What to do: Your task is to output the listing word for word, with pictures excluded.

Saved data entries
────

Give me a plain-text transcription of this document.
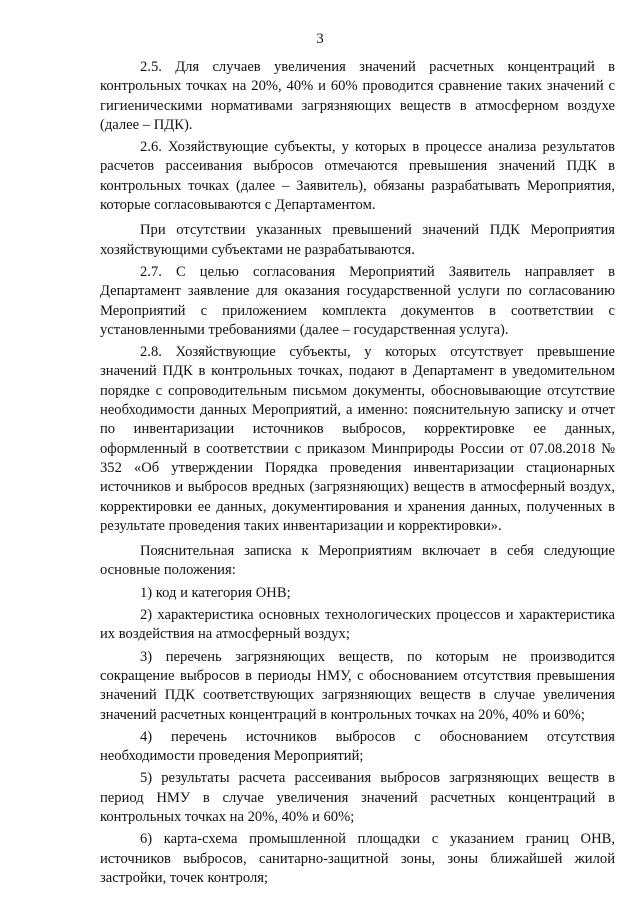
3

2.5. Для случаев увеличения значений расчетных концентраций в контрольных точках на 20%, 40% и 60% проводится сравнение таких значений с гигиеническими нормативами загрязняющих веществ в атмосферном воздухе (далее – ПДК).

2.6. Хозяйствующие субъекты, у которых в процессе анализа результатов расчетов рассеивания выбросов отмечаются превышения значений ПДК в контрольных точках (далее – Заявитель), обязаны разрабатывать Мероприятия, которые согласовываются с Департаментом.

При отсутствии указанных превышений значений ПДК Мероприятия хозяйствующими субъектами не разрабатываются.

2.7. С целью согласования Мероприятий Заявитель направляет в Департамент заявление для оказания государственной услуги по согласованию Мероприятий с приложением комплекта документов в соответствии с установленными требованиями (далее – государственная услуга).

2.8. Хозяйствующие субъекты, у которых отсутствует превышение значений ПДК в контрольных точках, подают в Департамент в уведомительном порядке с сопроводительным письмом документы, обосновывающие отсутствие необходимости данных Мероприятий, а именно: пояснительную записку и отчет по инвентаризации источников выбросов, корректировке ее данных, оформленный в соответствии с приказом Минприроды России от 07.08.2018 № 352 «Об утверждении Порядка проведения инвентаризации стационарных источников и выбросов вредных (загрязняющих) веществ в атмосферный воздух, корректировки ее данных, документирования и хранения данных, полученных в результате проведения таких инвентаризации и корректировки».

Пояснительная записка к Мероприятиям включает в себя следующие основные положения:

1) код и категория ОНВ;

2) характеристика основных технологических процессов и характеристика их воздействия на атмосферный воздух;

3) перечень загрязняющих веществ, по которым не производится сокращение выбросов в периоды НМУ, с обоснованием отсутствия превышения значений ПДК соответствующих загрязняющих веществ в случае увеличения значений расчетных концентраций в контрольных точках на 20%, 40% и 60%;

4) перечень источников выбросов с обоснованием отсутствия необходимости проведения Мероприятий;

5) результаты расчета рассеивания выбросов загрязняющих веществ в период НМУ в случае увеличения значений расчетных концентраций в контрольных точках на 20%, 40% и 60%;

6) карта-схема промышленной площадки с указанием границ ОНВ, источников выбросов, санитарно-защитной зоны, зоны ближайшей жилой застройки, точек контроля;
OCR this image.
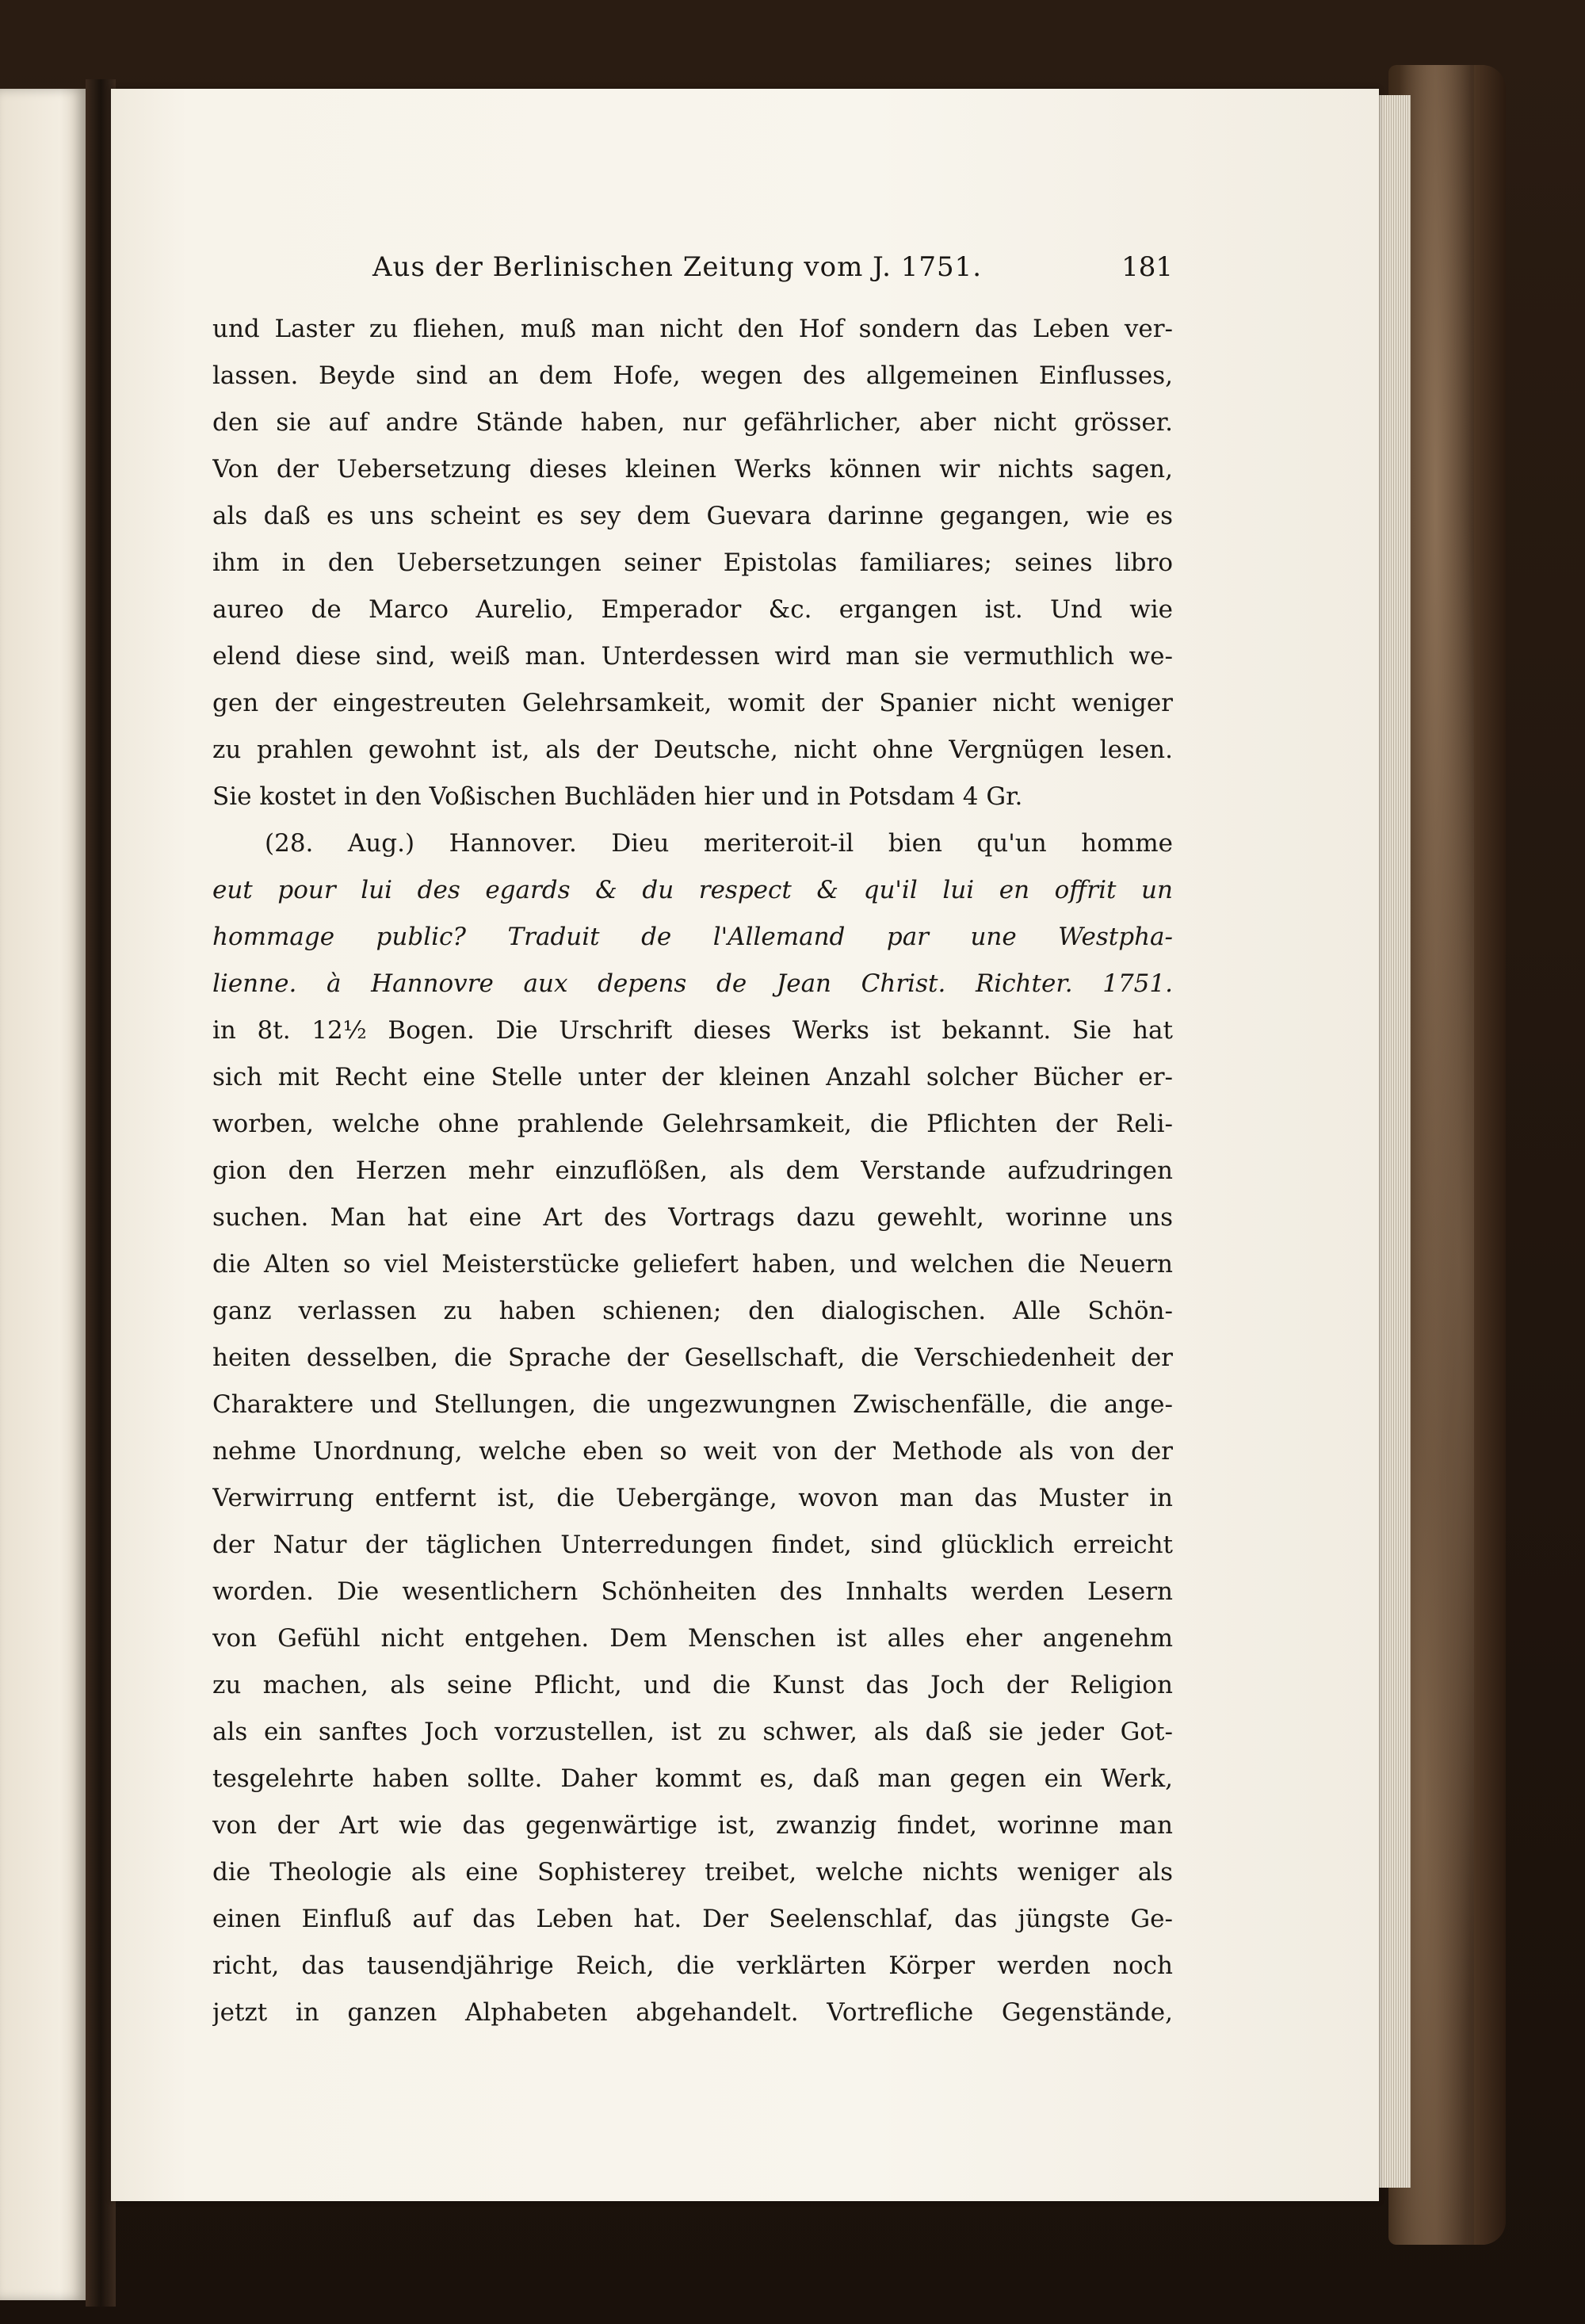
Aus der Berlinischen Zeitung vom J. 1751.	181
und Laster zu fliehen, muß man nicht den Hof sondern das Leben ver-
lassen. Beyde sind an dem Hofe, wegen des allgemeinen Einflusses,
den sie auf andre Stände haben, nur gefährlicher, aber nicht grösser.
Von der Uebersetzung dieses kleinen Werks können wir nichts sagen,
als daß es uns scheint es sey dem Guevara darinne gegangen, wie es
ihm in den Uebersetzungen seiner Epistolas familiares; seines libro
aureo de Marco Aurelio, Emperador &c. ergangen ist. Und wie
elend diese sind, weiß man. Unterdessen wird man sie vermuthlich we-
gen der eingestreuten Gelehrsamkeit, womit der Spanier nicht weniger
zu prahlen gewohnt ist, als der Deutsche, nicht ohne Vergnügen lesen.
Sie kostet in den Voßischen Buchläden hier und in Potsdam 4 Gr.
(28. Aug.) Hannover. Dieu meriteroit-il bien qu'un homme
eut pour lui des egards & du respect & qu'il lui en offrit un
hommage public? Traduit de l'Allemand par une Westpha-
lienne. à Hannovre aux depens de Jean Christ. Richter. 1751.
in 8t. 12½ Bogen. Die Urschrift dieses Werks ist bekannt. Sie hat
sich mit Recht eine Stelle unter der kleinen Anzahl solcher Bücher er-
worben, welche ohne prahlende Gelehrsamkeit, die Pflichten der Reli-
gion den Herzen mehr einzuflößen, als dem Verstande aufzudringen
suchen. Man hat eine Art des Vortrags dazu gewehlt, worinne uns
die Alten so viel Meisterstücke geliefert haben, und welchen die Neuern
ganz verlassen zu haben schienen; den dialogischen. Alle Schön-
heiten desselben, die Sprache der Gesellschaft, die Verschiedenheit der
Charaktere und Stellungen, die ungezwungnen Zwischenfälle, die ange-
nehme Unordnung, welche eben so weit von der Methode als von der
Verwirrung entfernt ist, die Uebergänge, wovon man das Muster in
der Natur der täglichen Unterredungen findet, sind glücklich erreicht
worden. Die wesentlichern Schönheiten des Innhalts werden Lesern
von Gefühl nicht entgehen. Dem Menschen ist alles eher angenehm
zu machen, als seine Pflicht, und die Kunst das Joch der Religion
als ein sanftes Joch vorzustellen, ist zu schwer, als daß sie jeder Got-
tesgelehrte haben sollte. Daher kommt es, daß man gegen ein Werk,
von der Art wie das gegenwärtige ist, zwanzig findet, worinne man
die Theologie als eine Sophisterey treibet, welche nichts weniger als
einen Einfluß auf das Leben hat. Der Seelenschlaf, das jüngste Ge-
richt, das tausendjährige Reich, die verklärten Körper werden noch
jetzt in ganzen Alphabeten abgehandelt. Vortrefliche Gegenstände,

────

Reply to the exercise:
Give me a plain-text transcription of this document.
3

2.5. Для случаев увеличения значений расчетных концентраций в контрольных точках на 20%, 40% и 60% проводится сравнение таких значений с гигиеническими нормативами загрязняющих веществ в атмосферном воздухе (далее – ПДК).

2.6. Хозяйствующие субъекты, у которых в процессе анализа результатов расчетов рассеивания выбросов отмечаются превышения значений ПДК в контрольных точках (далее – Заявитель), обязаны разрабатывать Мероприятия, которые согласовываются с Департаментом.

При отсутствии указанных превышений значений ПДК Мероприятия хозяйствующими субъектами не разрабатываются.

2.7. С целью согласования Мероприятий Заявитель направляет в Департамент заявление для оказания государственной услуги по согласованию Мероприятий с приложением комплекта документов в соответствии с установленными требованиями (далее – государственная услуга).

2.8. Хозяйствующие субъекты, у которых отсутствует превышение значений ПДК в контрольных точках, подают в Департамент в уведомительном порядке с сопроводительным письмом документы, обосновывающие отсутствие необходимости данных Мероприятий, а именно: пояснительную записку и отчет по инвентаризации источников выбросов, корректировке ее данных, оформленный в соответствии с приказом Минприроды России от 07.08.2018 № 352 «Об утверждении Порядка проведения инвентаризации стационарных источников и выбросов вредных (загрязняющих) веществ в атмосферный воздух, корректировки ее данных, документирования и хранения данных, полученных в результате проведения таких инвентаризации и корректировки».

Пояснительная записка к Мероприятиям включает в себя следующие основные положения:

1) код и категория ОНВ;

2) характеристика основных технологических процессов и характеристика их воздействия на атмосферный воздух;

3) перечень загрязняющих веществ, по которым не производится сокращение выбросов в периоды НМУ, с обоснованием отсутствия превышения значений ПДК соответствующих загрязняющих веществ в случае увеличения значений расчетных концентраций в контрольных точках на 20%, 40% и 60%;

4) перечень источников выбросов с обоснованием отсутствия необходимости проведения Мероприятий;

5) результаты расчета рассеивания выбросов загрязняющих веществ в период НМУ в случае увеличения значений расчетных концентраций в контрольных точках на 20%, 40% и 60%;

6) карта-схема промышленной площадки с указанием границ ОНВ, источников выбросов, санитарно-защитной зоны, зоны ближайшей жилой застройки, точек контроля;
OCR this image.
Aus der Berlinischen Zeitung vom J. 1751.	181
und Laster zu fliehen, muß man nicht den Hof sondern das Leben ver-
lassen. Beyde sind an dem Hofe, wegen des allgemeinen Einflusses,
den sie auf andre Stände haben, nur gefährlicher, aber nicht grösser.
Von der Uebersetzung dieses kleinen Werks können wir nichts sagen,
als daß es uns scheint es sey dem Guevara darinne gegangen, wie es
ihm in den Uebersetzungen seiner Epistolas familiares; seines libro
aureo de Marco Aurelio, Emperador &c. ergangen ist. Und wie
elend diese sind, weiß man. Unterdessen wird man sie vermuthlich we-
gen der eingestreuten Gelehrsamkeit, womit der Spanier nicht weniger
zu prahlen gewohnt ist, als der Deutsche, nicht ohne Vergnügen lesen.
Sie kostet in den Voßischen Buchläden hier und in Potsdam 4 Gr.
(28. Aug.) Hannover. Dieu meriteroit-il bien qu'un homme
eut pour lui des egards & du respect & qu'il lui en offrit un
hommage public? Traduit de l'Allemand par une Westpha-
lienne. à Hannovre aux depens de Jean Christ. Richter. 1751.
in 8t. 12½ Bogen. Die Urschrift dieses Werks ist bekannt. Sie hat
sich mit Recht eine Stelle unter der kleinen Anzahl solcher Bücher er-
worben, welche ohne prahlende Gelehrsamkeit, die Pflichten der Reli-
gion den Herzen mehr einzuflößen, als dem Verstande aufzudringen
suchen. Man hat eine Art des Vortrags dazu gewehlt, worinne uns
die Alten so viel Meisterstücke geliefert haben, und welchen die Neuern
ganz verlassen zu haben schienen; den dialogischen. Alle Schön-
heiten desselben, die Sprache der Gesellschaft, die Verschiedenheit der
Charaktere und Stellungen, die ungezwungnen Zwischenfälle, die ange-
nehme Unordnung, welche eben so weit von der Methode als von der
Verwirrung entfernt ist, die Uebergänge, wovon man das Muster in
der Natur der täglichen Unterredungen findet, sind glücklich erreicht
worden. Die wesentlichern Schönheiten des Innhalts werden Lesern
von Gefühl nicht entgehen. Dem Menschen ist alles eher angenehm
zu machen, als seine Pflicht, und die Kunst das Joch der Religion
als ein sanftes Joch vorzustellen, ist zu schwer, als daß sie jeder Got-
tesgelehrte haben sollte. Daher kommt es, daß man gegen ein Werk,
von der Art wie das gegenwärtige ist, zwanzig findet, worinne man
die Theologie als eine Sophisterey treibet, welche nichts weniger als
einen Einfluß auf das Leben hat. Der Seelenschlaf, das jüngste Ge-
richt, das tausendjährige Reich, die verklärten Körper werden noch
jetzt in ganzen Alphabeten abgehandelt. Vortrefliche Gegenstände,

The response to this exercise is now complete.